WHAT YOU ARE ASKED TO DO:
In the entries below, find the lines with the word "rank" and copy them.
———
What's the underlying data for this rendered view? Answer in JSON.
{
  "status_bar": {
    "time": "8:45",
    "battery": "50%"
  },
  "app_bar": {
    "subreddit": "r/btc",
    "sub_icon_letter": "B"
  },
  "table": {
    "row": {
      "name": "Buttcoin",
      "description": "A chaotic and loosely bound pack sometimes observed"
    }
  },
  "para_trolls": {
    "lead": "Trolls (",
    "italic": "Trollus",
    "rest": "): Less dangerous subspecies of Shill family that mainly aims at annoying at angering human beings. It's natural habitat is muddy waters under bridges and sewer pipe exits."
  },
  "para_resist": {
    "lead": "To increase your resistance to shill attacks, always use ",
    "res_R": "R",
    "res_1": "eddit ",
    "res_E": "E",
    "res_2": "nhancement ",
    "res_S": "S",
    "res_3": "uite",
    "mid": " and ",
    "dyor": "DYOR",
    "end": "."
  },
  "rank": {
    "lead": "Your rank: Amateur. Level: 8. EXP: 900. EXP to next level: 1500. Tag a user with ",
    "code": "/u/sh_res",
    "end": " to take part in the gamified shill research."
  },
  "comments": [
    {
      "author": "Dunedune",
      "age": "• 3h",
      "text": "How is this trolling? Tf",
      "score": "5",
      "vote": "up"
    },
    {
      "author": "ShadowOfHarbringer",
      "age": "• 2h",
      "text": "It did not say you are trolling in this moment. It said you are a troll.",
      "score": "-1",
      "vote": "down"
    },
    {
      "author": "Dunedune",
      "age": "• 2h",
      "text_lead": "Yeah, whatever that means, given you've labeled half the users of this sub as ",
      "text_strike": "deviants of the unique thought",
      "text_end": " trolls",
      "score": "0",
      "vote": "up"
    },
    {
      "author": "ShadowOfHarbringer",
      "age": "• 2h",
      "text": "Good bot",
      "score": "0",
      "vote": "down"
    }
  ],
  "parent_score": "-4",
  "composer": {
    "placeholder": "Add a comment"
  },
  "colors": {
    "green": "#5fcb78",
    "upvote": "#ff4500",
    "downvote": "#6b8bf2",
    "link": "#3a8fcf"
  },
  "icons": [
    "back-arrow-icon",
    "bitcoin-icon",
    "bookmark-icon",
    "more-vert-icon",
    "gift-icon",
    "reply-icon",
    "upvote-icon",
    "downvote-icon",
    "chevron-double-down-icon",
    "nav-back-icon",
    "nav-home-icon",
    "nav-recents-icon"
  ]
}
———
WORKED SOLUTION:
  "rank": {
    "lead": "Your rank: Amateur. Level: 8. EXP: 900. EXP to next level: 1500. Tag a user with ",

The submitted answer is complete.